*Short problem*: In the material below, identify each line bearing the word "före". Reproduce those lines.

*Input rows*:
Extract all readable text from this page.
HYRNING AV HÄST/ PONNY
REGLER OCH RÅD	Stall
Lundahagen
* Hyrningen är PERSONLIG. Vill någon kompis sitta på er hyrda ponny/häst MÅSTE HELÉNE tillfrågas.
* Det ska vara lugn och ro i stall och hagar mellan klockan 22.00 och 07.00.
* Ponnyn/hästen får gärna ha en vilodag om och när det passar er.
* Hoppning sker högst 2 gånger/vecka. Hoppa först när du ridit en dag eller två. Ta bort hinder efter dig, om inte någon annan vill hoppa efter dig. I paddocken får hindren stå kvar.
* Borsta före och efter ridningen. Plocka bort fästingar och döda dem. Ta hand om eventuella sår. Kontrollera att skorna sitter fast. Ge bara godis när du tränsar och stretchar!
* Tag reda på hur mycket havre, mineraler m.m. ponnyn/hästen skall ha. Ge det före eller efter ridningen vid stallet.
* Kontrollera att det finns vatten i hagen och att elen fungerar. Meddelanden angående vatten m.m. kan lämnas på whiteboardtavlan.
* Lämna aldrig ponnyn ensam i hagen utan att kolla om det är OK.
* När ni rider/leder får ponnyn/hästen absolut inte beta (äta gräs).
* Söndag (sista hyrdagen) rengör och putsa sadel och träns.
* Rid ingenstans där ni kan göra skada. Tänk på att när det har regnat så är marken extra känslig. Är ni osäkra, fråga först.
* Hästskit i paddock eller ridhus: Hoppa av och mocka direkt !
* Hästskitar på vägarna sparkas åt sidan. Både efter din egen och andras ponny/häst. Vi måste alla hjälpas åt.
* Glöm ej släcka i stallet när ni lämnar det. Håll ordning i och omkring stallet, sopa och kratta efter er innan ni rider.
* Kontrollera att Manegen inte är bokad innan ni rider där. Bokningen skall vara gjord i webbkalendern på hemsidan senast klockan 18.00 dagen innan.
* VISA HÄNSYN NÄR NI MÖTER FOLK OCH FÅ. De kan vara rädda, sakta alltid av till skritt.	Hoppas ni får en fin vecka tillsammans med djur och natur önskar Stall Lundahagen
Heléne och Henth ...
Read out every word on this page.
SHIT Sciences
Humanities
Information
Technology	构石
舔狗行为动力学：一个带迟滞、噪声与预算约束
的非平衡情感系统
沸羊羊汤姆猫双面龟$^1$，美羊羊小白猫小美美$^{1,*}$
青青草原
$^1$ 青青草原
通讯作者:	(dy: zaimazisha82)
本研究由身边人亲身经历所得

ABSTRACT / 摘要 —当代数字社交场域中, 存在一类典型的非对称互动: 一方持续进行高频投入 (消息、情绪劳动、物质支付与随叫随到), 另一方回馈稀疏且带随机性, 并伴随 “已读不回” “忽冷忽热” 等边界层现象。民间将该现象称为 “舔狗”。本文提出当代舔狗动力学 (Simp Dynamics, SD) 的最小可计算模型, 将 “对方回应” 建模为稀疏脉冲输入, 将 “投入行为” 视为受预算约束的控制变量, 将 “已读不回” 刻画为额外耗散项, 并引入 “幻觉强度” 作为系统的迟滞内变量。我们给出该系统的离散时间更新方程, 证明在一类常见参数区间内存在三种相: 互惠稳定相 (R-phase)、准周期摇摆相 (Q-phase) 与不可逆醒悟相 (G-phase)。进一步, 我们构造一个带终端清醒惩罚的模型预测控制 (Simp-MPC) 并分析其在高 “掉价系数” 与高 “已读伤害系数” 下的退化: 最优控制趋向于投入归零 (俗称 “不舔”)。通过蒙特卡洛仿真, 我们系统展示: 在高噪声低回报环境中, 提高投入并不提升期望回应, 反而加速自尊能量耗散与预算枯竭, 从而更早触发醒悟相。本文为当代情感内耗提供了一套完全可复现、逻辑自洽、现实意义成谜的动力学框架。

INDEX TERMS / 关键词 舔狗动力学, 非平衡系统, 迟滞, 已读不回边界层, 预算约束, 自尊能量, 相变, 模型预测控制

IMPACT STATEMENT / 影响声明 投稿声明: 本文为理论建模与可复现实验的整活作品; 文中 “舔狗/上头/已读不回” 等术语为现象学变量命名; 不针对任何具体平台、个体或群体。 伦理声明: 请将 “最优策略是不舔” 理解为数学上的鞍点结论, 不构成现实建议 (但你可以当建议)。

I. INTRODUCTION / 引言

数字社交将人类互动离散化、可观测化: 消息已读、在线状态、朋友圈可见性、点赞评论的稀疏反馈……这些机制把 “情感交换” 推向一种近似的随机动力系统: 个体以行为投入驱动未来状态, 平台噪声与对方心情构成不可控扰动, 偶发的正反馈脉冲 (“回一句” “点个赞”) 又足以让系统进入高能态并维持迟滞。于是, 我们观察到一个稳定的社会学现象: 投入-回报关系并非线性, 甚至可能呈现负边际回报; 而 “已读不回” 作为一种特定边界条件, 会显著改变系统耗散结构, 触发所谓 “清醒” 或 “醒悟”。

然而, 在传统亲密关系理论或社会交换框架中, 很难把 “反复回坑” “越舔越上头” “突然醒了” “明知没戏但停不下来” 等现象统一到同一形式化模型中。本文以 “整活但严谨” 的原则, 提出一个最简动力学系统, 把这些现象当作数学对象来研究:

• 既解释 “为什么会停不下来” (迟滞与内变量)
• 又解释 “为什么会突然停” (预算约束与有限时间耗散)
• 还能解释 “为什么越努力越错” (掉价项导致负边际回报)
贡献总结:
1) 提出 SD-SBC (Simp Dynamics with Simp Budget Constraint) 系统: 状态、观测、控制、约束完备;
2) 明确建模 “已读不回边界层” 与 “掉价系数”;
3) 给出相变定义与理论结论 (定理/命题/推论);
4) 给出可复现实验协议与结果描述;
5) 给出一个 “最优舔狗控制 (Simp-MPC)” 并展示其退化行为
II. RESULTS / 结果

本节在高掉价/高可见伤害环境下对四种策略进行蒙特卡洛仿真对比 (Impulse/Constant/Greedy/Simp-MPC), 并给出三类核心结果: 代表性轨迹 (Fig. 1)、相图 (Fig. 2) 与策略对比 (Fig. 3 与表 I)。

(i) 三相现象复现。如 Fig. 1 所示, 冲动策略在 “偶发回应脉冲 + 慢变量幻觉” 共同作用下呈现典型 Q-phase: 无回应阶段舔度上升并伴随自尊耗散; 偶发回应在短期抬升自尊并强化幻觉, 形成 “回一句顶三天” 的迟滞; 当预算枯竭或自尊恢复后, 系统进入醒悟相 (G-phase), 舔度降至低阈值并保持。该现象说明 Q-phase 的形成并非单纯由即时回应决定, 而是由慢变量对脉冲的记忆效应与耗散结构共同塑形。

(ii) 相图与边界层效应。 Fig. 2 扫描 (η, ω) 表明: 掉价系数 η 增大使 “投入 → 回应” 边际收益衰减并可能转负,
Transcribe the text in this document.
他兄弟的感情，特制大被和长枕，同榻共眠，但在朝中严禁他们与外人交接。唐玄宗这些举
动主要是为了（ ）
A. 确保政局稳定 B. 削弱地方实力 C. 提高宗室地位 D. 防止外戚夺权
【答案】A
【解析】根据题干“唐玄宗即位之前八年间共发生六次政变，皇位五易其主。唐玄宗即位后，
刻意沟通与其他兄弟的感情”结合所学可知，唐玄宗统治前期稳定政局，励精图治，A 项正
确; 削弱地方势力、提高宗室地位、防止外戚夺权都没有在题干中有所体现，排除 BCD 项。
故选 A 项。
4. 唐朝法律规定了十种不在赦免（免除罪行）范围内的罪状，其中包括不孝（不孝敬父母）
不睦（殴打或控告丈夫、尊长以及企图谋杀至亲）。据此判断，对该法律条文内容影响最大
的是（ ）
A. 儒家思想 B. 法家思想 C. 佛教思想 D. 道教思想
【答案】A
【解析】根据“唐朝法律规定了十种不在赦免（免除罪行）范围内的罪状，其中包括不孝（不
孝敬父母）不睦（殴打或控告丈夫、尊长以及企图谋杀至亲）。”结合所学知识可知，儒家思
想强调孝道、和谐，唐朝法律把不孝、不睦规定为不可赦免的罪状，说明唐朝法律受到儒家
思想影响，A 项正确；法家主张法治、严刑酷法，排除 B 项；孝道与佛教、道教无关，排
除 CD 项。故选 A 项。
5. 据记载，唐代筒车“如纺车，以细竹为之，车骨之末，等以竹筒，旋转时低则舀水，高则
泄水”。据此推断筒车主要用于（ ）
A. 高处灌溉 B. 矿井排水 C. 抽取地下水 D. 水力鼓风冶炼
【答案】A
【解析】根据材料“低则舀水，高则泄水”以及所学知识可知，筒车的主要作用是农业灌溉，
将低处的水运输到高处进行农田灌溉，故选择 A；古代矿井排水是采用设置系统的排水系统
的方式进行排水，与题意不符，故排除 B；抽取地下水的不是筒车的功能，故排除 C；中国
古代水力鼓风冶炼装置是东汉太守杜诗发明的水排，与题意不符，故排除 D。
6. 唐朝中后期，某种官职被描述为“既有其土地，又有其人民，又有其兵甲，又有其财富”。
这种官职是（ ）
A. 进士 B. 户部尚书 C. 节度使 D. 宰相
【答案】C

*Complete response*:
* Borsta före och efter ridningen. Plocka bort fästingar och döda dem. Ta hand om eventuella sår. Kontrollera att skorna sitter fast. Ge bara godis när du tränsar och stretchar!
* Tag reda på hur mycket havre, mineraler m.m. ponnyn/hästen skall ha. Ge det före eller efter ridningen vid stallet.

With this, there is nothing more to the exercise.